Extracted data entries
>> start

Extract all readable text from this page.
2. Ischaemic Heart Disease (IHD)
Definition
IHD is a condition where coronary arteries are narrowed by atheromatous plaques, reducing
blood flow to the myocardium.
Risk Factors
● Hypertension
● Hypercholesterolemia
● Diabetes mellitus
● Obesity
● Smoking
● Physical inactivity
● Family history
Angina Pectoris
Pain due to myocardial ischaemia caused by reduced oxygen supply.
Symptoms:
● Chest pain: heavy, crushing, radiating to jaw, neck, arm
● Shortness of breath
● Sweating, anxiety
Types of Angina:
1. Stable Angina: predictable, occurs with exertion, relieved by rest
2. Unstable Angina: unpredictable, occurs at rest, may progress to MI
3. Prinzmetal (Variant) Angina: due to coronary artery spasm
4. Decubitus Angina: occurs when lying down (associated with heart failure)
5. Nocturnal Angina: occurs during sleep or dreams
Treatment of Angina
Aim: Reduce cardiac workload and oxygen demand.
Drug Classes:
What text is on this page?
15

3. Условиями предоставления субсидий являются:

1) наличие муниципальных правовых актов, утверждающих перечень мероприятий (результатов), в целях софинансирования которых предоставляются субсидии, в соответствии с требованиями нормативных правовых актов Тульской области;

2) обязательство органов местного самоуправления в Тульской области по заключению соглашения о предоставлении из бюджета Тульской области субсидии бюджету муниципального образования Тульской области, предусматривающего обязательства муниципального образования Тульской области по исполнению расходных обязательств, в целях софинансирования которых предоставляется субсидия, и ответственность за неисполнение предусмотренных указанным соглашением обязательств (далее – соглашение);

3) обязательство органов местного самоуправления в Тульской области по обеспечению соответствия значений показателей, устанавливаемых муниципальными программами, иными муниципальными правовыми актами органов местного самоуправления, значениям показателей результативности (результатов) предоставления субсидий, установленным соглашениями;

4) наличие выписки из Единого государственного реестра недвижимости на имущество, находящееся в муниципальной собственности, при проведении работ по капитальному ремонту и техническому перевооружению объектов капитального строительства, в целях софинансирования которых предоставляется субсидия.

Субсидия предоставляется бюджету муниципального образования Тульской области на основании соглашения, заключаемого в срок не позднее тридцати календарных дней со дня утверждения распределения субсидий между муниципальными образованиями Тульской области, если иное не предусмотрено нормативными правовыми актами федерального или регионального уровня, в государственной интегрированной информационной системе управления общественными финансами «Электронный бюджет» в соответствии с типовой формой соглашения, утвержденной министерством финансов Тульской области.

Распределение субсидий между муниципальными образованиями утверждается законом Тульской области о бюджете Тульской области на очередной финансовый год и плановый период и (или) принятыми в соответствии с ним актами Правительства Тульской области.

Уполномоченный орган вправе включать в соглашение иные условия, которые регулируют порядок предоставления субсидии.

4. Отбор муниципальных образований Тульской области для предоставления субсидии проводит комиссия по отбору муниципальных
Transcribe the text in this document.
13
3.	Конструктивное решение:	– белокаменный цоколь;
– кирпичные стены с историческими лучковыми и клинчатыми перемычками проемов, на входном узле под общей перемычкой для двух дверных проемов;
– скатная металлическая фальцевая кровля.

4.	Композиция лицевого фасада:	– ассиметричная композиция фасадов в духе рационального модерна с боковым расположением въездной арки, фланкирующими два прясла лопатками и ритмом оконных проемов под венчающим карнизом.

>> end

### WHAT THE TASK ASKS
From the line containing "Transcribe the text in this document." down to the last line, reproduce the records exactly. Include both ends.

### SOLUTION FOR THIS PROBLEM
Transcribe the text in this document.
13
3.	Конструктивное решение:	– белокаменный цоколь;
– кирпичные стены с историческими лучковыми и клинчатыми перемычками проемов, на входном узле под общей перемычкой для двух дверных проемов;
– скатная металлическая фальцевая кровля.

4.	Композиция лицевого фасада:	– ассиметричная композиция фасадов в духе рационального модерна с боковым расположением въездной арки, фланкирующими два прясла лопатками и ритмом оконных проемов под венчающим карнизом.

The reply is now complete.